### TASK TO COMPLETE
Go through the data below. Pull out every line that has the word "status".

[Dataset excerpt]
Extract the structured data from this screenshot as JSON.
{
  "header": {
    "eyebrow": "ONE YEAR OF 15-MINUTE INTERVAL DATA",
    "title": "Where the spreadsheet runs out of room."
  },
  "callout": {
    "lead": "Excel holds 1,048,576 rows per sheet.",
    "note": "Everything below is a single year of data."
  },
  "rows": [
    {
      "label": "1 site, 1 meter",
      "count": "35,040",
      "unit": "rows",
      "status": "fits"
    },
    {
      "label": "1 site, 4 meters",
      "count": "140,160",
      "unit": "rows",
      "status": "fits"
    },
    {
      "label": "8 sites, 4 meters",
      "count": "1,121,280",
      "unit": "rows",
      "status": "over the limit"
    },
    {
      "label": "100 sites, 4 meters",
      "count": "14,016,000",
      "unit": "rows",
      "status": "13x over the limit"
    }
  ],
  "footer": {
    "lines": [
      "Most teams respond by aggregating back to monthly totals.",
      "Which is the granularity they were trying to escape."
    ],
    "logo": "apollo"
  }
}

### FINISHED TASK
      "status": "fits"
      "status": "fits"
      "status": "over the limit"
      "status": "13x over the limit"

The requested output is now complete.